--- start PROVIDED ENTRIES ---

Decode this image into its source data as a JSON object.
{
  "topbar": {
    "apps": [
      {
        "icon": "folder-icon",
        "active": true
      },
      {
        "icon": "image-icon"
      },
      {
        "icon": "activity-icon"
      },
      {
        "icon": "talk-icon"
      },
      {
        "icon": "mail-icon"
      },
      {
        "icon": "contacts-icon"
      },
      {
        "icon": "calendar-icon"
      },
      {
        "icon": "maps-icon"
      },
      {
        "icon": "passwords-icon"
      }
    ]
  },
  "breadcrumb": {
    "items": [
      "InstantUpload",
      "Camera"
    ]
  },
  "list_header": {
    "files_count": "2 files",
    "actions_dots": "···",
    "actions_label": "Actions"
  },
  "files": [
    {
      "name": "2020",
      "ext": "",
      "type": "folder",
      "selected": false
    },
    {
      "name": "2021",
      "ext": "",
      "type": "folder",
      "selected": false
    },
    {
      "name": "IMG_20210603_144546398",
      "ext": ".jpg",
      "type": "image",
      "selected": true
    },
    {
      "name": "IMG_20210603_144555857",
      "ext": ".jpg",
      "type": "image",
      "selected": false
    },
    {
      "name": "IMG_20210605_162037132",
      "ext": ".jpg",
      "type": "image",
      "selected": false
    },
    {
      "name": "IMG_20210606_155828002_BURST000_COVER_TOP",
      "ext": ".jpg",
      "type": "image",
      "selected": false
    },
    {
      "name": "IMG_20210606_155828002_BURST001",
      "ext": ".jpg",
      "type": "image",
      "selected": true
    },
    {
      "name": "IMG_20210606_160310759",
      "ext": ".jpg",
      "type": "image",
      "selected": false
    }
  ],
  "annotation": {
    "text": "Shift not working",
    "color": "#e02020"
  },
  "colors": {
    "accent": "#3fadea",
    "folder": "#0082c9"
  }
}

--- end PROVIDED ENTRIES ---

▶ TO BE DONE:
Transcribe the material above word for word.

▶ SOLUTION TO THE EXERCISE:
Decode this image into its source data as a JSON object.
{
  "topbar": {
    "apps": [
      {
        "icon": "folder-icon",
        "active": true
      },
      {
        "icon": "image-icon"
      },
      {
        "icon": "activity-icon"
      },
      {
        "icon": "talk-icon"
      },
      {
        "icon": "mail-icon"
      },
      {
        "icon": "contacts-icon"
      },
      {
        "icon": "calendar-icon"
      },
      {
        "icon": "maps-icon"
      },
      {
        "icon": "passwords-icon"
      }
    ]
  },
  "breadcrumb": {
    "items": [
      "InstantUpload",
      "Camera"
    ]
  },
  "list_header": {
    "files_count": "2 files",
    "actions_dots": "···",
    "actions_label": "Actions"
  },
  "files": [
    {
      "name": "2020",
      "ext": "",
      "type": "folder",
      "selected": false
    },
    {
      "name": "2021",
      "ext": "",
      "type": "folder",
      "selected": false
    },
    {
      "name": "IMG_20210603_144546398",
      "ext": ".jpg",
      "type": "image",
      "selected": true
    },
    {
      "name": "IMG_20210603_144555857",
      "ext": ".jpg",
      "type": "image",
      "selected": false
    },
    {
      "name": "IMG_20210605_162037132",
      "ext": ".jpg",
      "type": "image",
      "selected": false
    },
    {
      "name": "IMG_20210606_155828002_BURST000_COVER_TOP",
      "ext": ".jpg",
      "type": "image",
      "selected": false
    },
    {
      "name": "IMG_20210606_155828002_BURST001",
      "ext": ".jpg",
      "type": "image",
      "selected": true
    },
    {
      "name": "IMG_20210606_160310759",
      "ext": ".jpg",
      "type": "image",
      "selected": false
    }
  ],
  "annotation": {
    "text": "Shift not working",
    "color": "#e02020"
  },
  "colors": {
    "accent": "#3fadea",
    "folder": "#0082c9"
  }
}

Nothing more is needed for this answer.